▸ **THE EXERCISE**: Return every record below exactly as written, omitting any pictures.

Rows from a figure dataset

□ □ □

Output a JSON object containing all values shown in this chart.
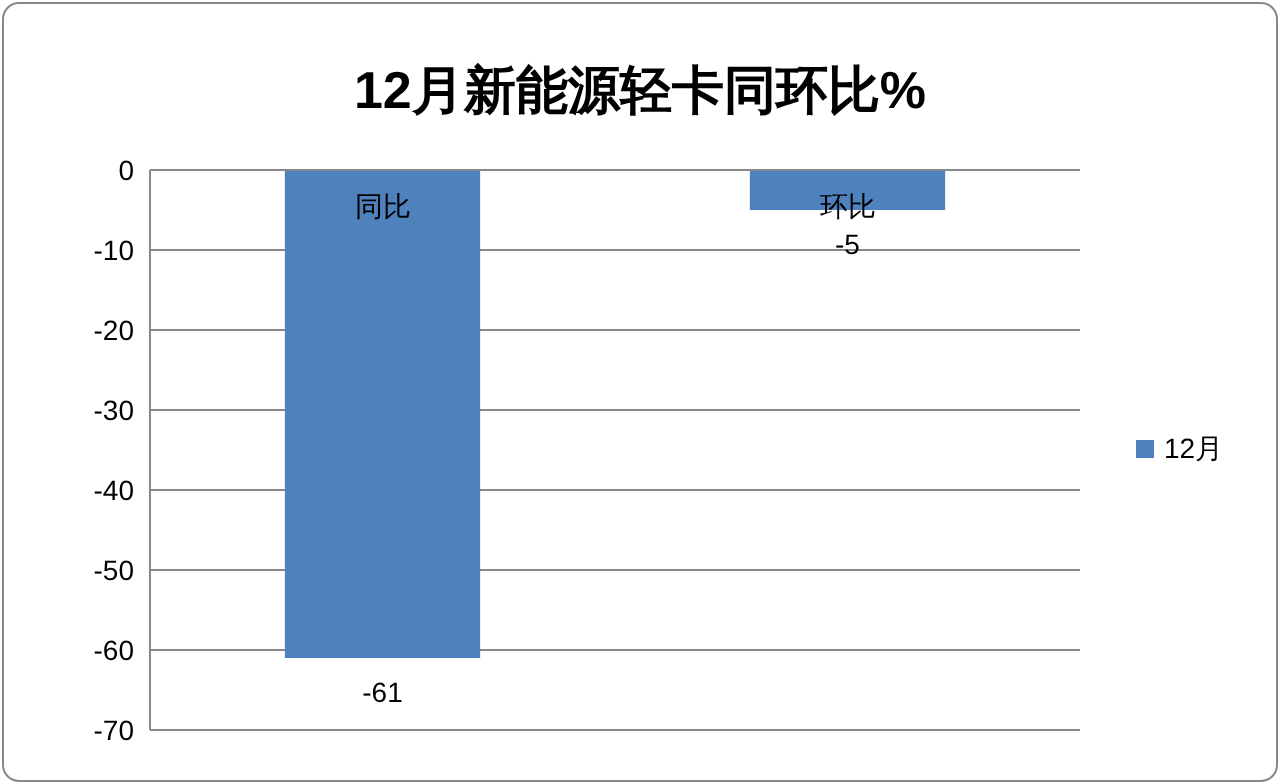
{
  "chart_data": {
    "type": "bar",
    "title": "12月新能源轻卡同环比%",
    "categories": [
      "同比",
      "环比"
    ],
    "series": [
      {
        "name": "12月",
        "color": "#4f81bd",
        "values": [
          -61,
          -5
        ]
      }
    ],
    "ylim": [
      -70,
      0
    ],
    "yticks": [
      0,
      -10,
      -20,
      -30,
      -40,
      -50,
      -60,
      -70
    ],
    "grid": "y",
    "legend": "right",
    "data_labels": true
  }
}
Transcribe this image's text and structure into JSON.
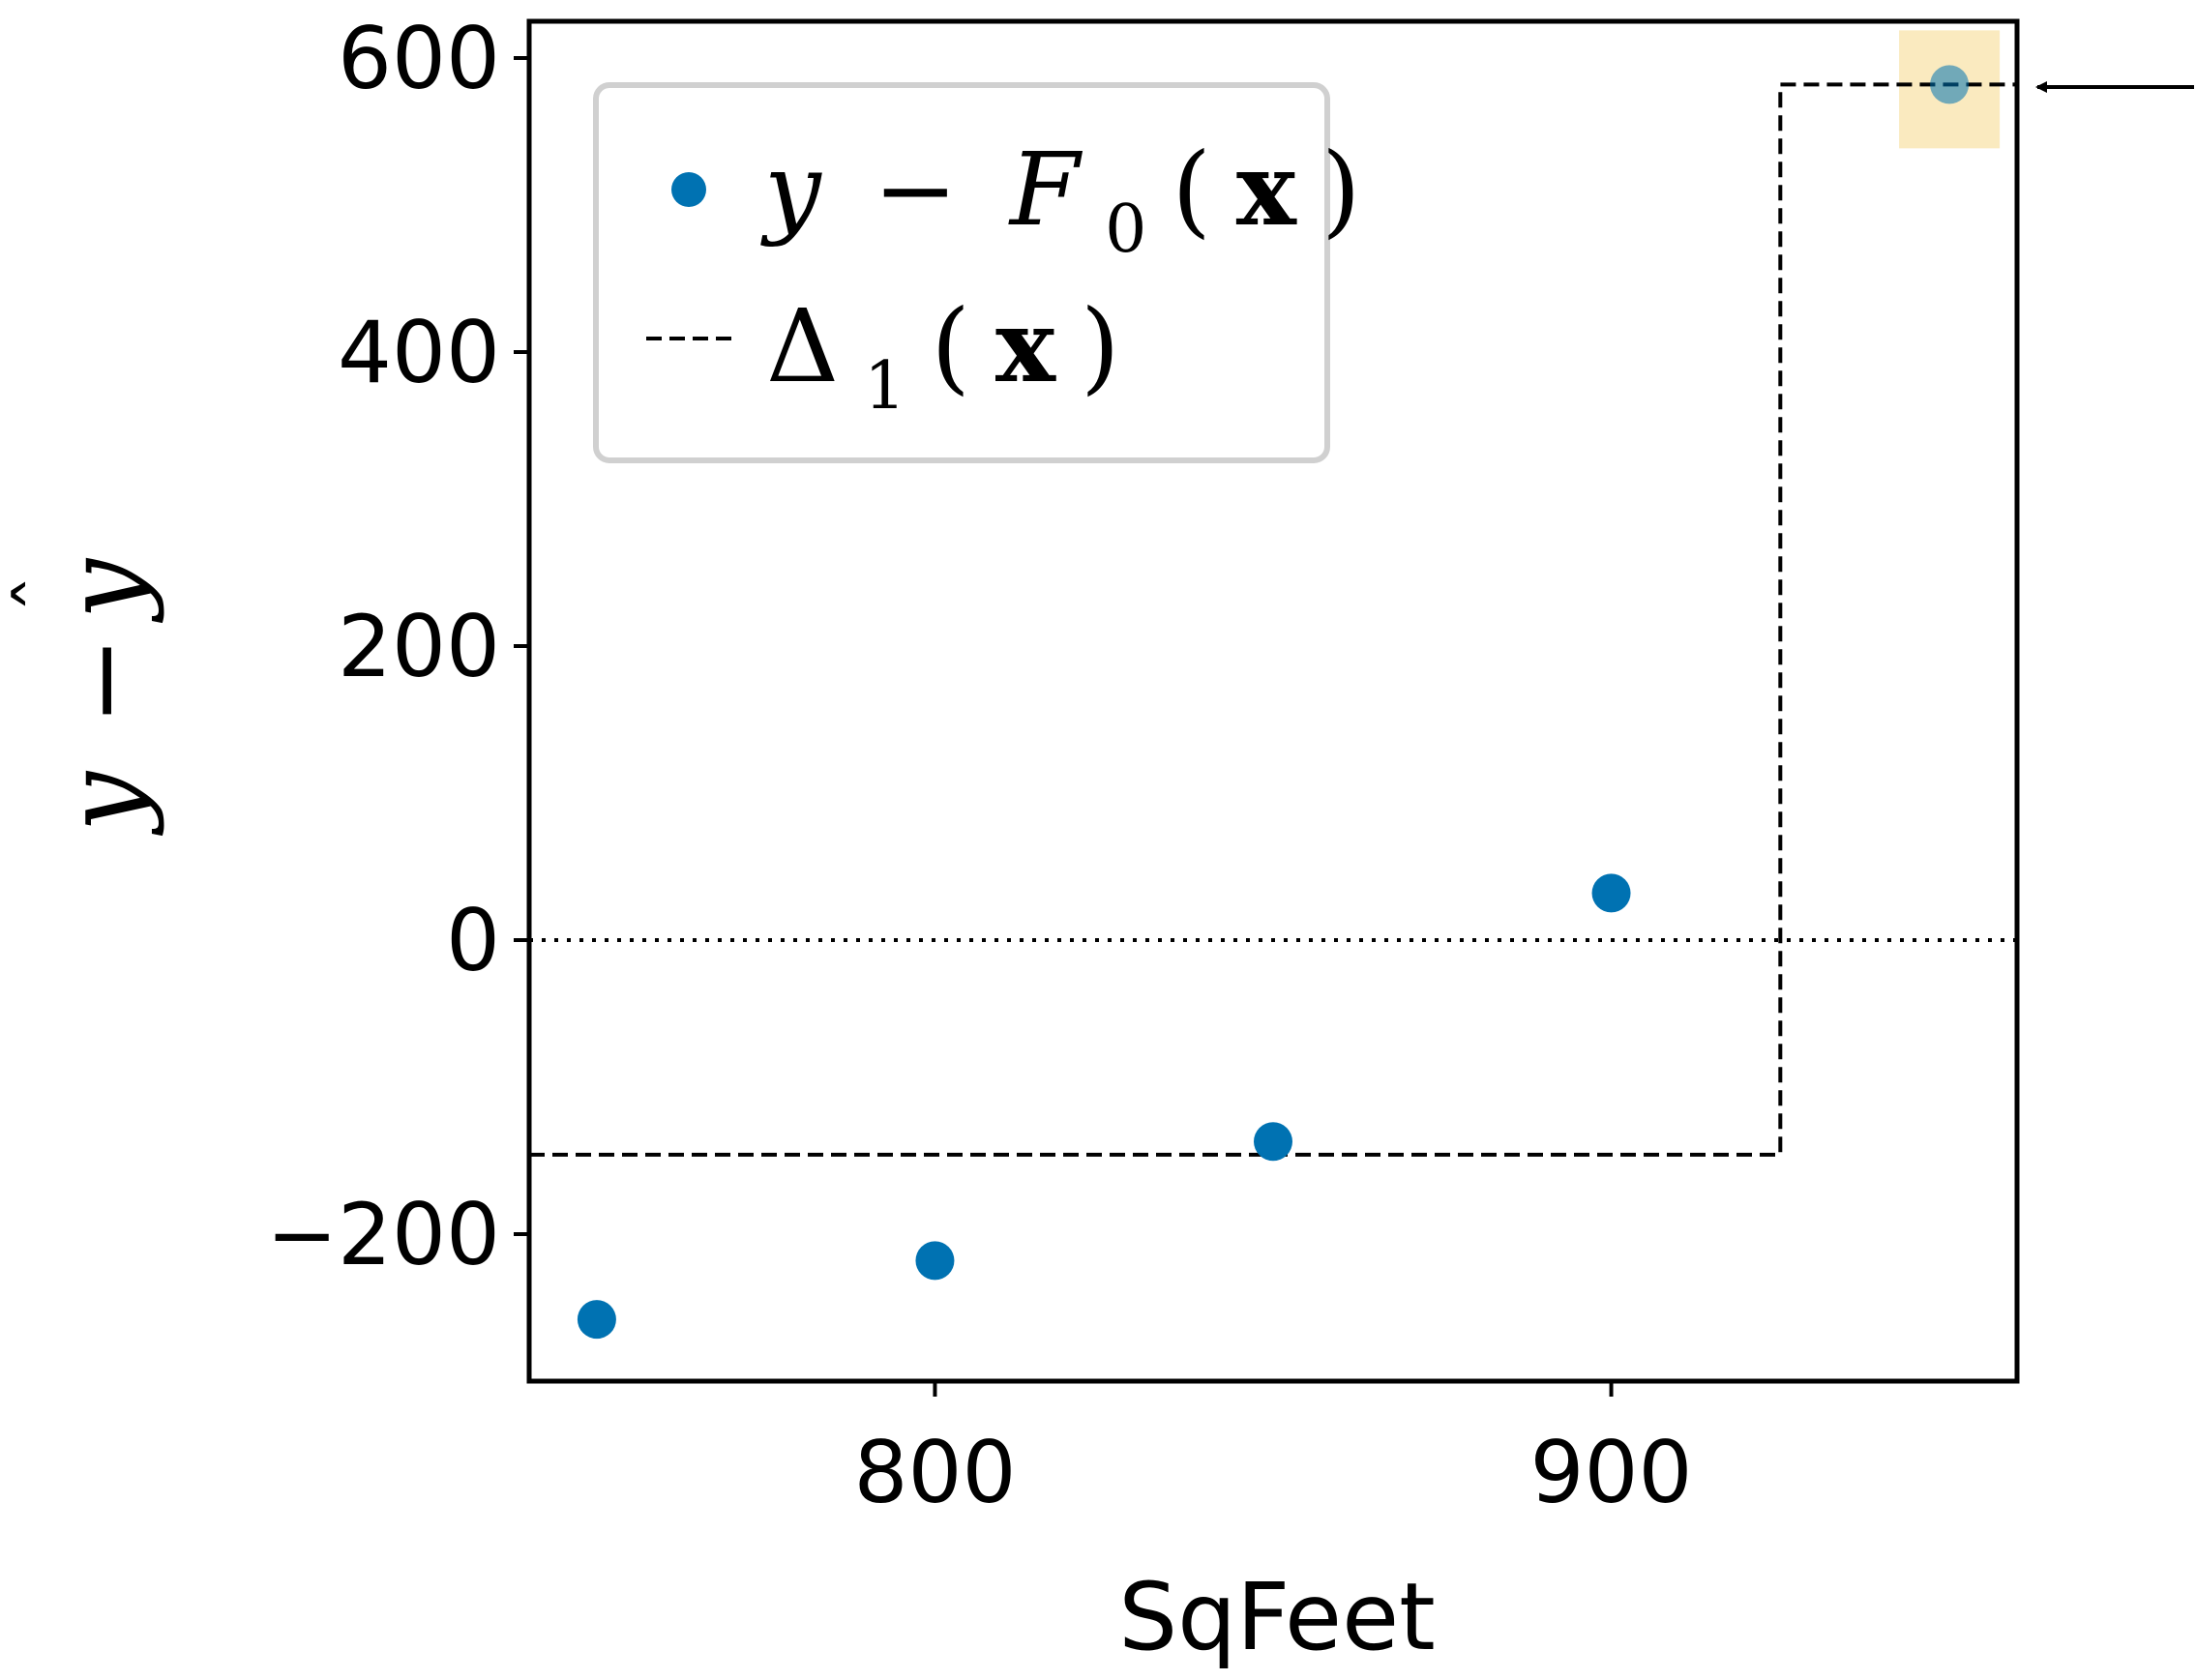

□ □ □

▸ **EXPECTED OUTPUT**:
Output a JSON object containing all values shown in this chart.
{
  "chart_data": {
    "type": "bar",
    "title": "12月新能源轻卡同环比%",
    "categories": [
      "同比",
      "环比"
    ],
    "series": [
      {
        "name": "12月",
        "color": "#4f81bd",
        "values": [
          -61,
          -5
        ]
      }
    ],
    "ylim": [
      -70,
      0
    ],
    "yticks": [
      0,
      -10,
      -20,
      -30,
      -40,
      -50,
      -60,
      -70
    ],
    "grid": "y",
    "legend": "right",
    "data_labels": true
  }
}
Transcribe this image's text and structure into JSON.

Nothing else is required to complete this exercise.